BEGIN Records to use

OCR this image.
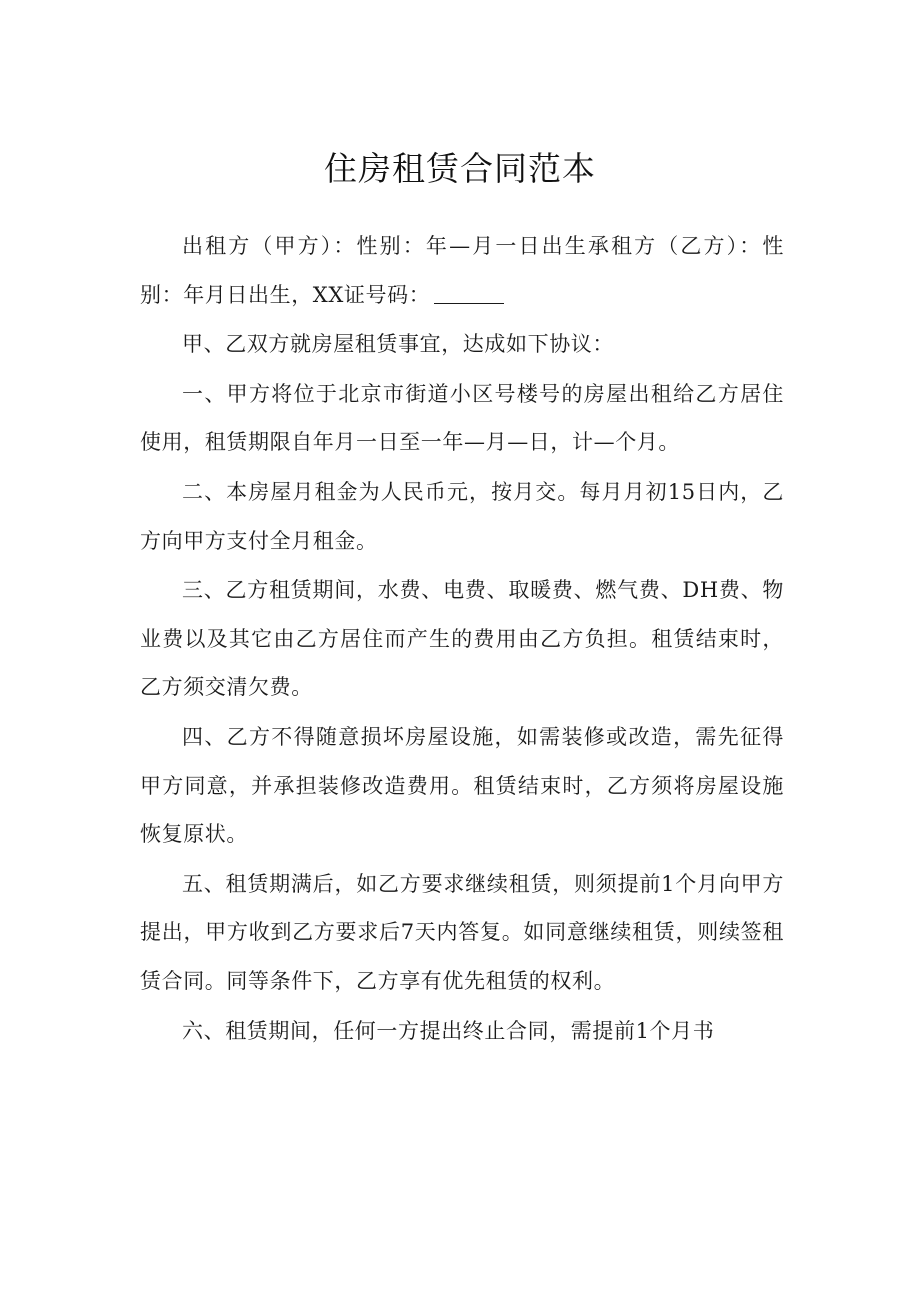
住房租赁合同范本

出租方（甲方）：性别：年—月一日出生承租方（乙方）：性别：年月日出生，XX证号码：

甲、乙双方就房屋租赁事宜，达成如下协议：

一、甲方将位于北京市街道小区号楼号的房屋出租给乙方居住使用，租赁期限自年月一日至一年—月—日，计—个月。

二、本房屋月租金为人民币元，按月交。每月月初15日内，乙方向甲方支付全月租金。

三、乙方租赁期间，水费、电费、取暖费、燃气费、DH费、物业费以及其它由乙方居住而产生的费用由乙方负担。租赁结束时，乙方须交清欠费。

四、乙方不得随意损坏房屋设施，如需装修或改造，需先征得甲方同意，并承担装修改造费用。租赁结束时，乙方须将房屋设施恢复原状。

五、租赁期满后，如乙方要求继续租赁，则须提前1个月向甲方提出，甲方收到乙方要求后7天内答复。如同意继续租赁，则续签租赁合同。同等条件下，乙方享有优先租赁的权利。

六、租赁期间，任何一方提出终止合同，需提前1个月书
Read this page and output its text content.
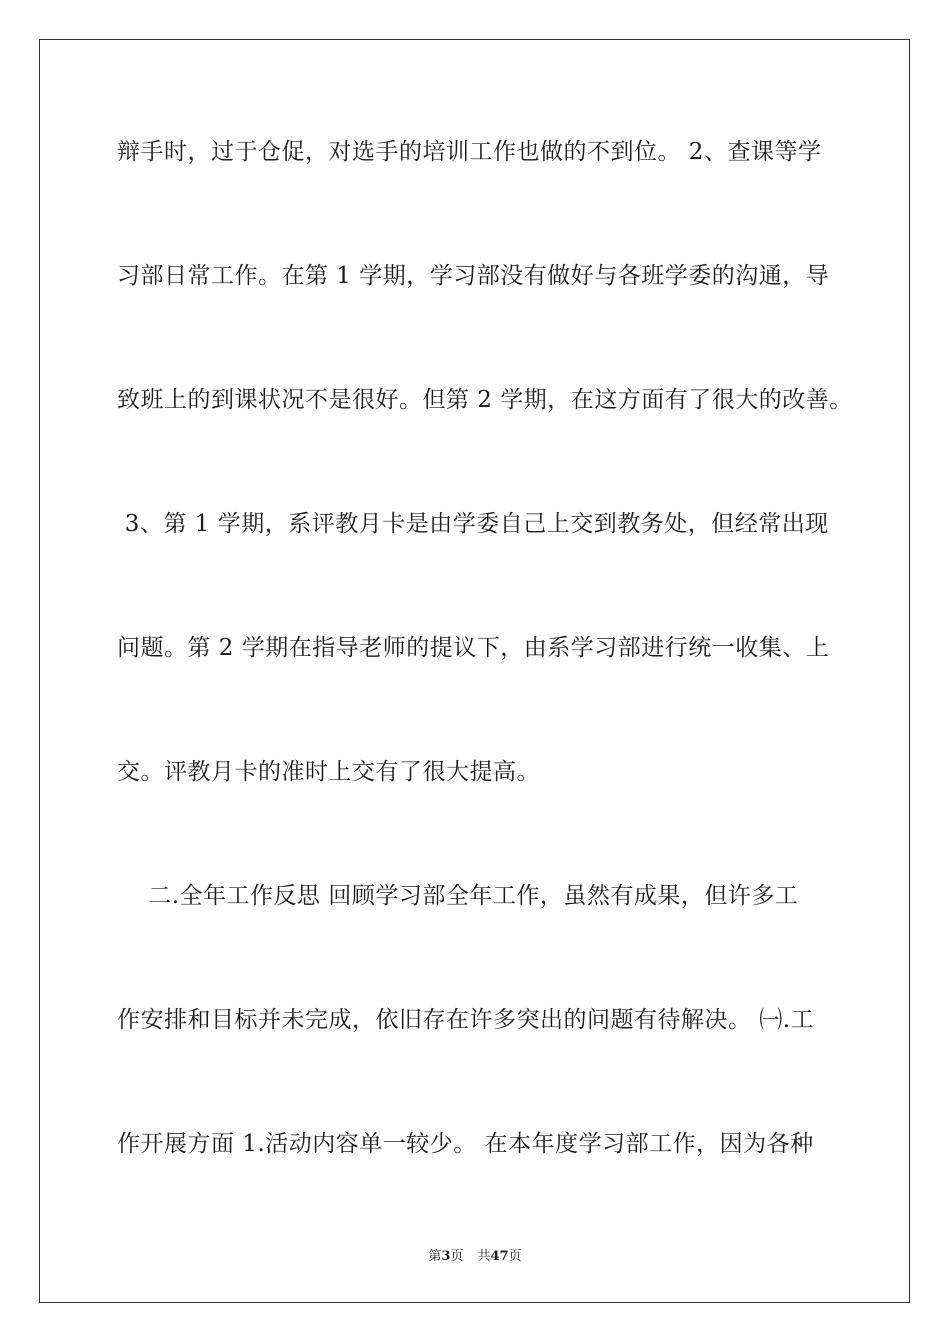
辩手时，过于仓促，对选手的培训工作也做的不到位。 2、查课等学
习部日常工作。在第 1 学期，学习部没有做好与各班学委的沟通，导
致班上的到课状况不是很好。但第 2 学期，在这方面有了很大的改善。
3、第 1 学期，系评教月卡是由学委自己上交到教务处，但经常出现
问题。第 2 学期在指导老师的提议下，由系学习部进行统一收集、上
交。评教月卡的准时上交有了很大提高。
二.全年工作反思 回顾学习部全年工作，虽然有成果，但许多工
作安排和目标并未完成，依旧存在许多突出的问题有待解决。 ㈠.工
作开展方面 1.活动内容单一较少。 在本年度学习部工作，因为各种
第3页 共47页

END Records to use

# [Aim of the exercise]
Each entry above should be reproduced exactly, with the pictures removed.

# [Written answer]
OCR this image.
住房租赁合同范本

出租方（甲方）：性别：年—月一日出生承租方（乙方）：性别：年月日出生，XX证号码：

甲、乙双方就房屋租赁事宜，达成如下协议：

一、甲方将位于北京市街道小区号楼号的房屋出租给乙方居住使用，租赁期限自年月一日至一年—月—日，计—个月。

二、本房屋月租金为人民币元，按月交。每月月初15日内，乙方向甲方支付全月租金。

三、乙方租赁期间，水费、电费、取暖费、燃气费、DH费、物业费以及其它由乙方居住而产生的费用由乙方负担。租赁结束时，乙方须交清欠费。

四、乙方不得随意损坏房屋设施，如需装修或改造，需先征得甲方同意，并承担装修改造费用。租赁结束时，乙方须将房屋设施恢复原状。

五、租赁期满后，如乙方要求继续租赁，则须提前1个月向甲方提出，甲方收到乙方要求后7天内答复。如同意继续租赁，则续签租赁合同。同等条件下，乙方享有优先租赁的权利。

六、租赁期间，任何一方提出终止合同，需提前1个月书
Read this page and output its text content.
辩手时，过于仓促，对选手的培训工作也做的不到位。 2、查课等学
习部日常工作。在第 1 学期，学习部没有做好与各班学委的沟通，导
致班上的到课状况不是很好。但第 2 学期，在这方面有了很大的改善。
3、第 1 学期，系评教月卡是由学委自己上交到教务处，但经常出现
问题。第 2 学期在指导老师的提议下，由系学习部进行统一收集、上
交。评教月卡的准时上交有了很大提高。
二.全年工作反思 回顾学习部全年工作，虽然有成果，但许多工
作安排和目标并未完成，依旧存在许多突出的问题有待解决。 ㈠.工
作开展方面 1.活动内容单一较少。 在本年度学习部工作，因为各种
第3页 共47页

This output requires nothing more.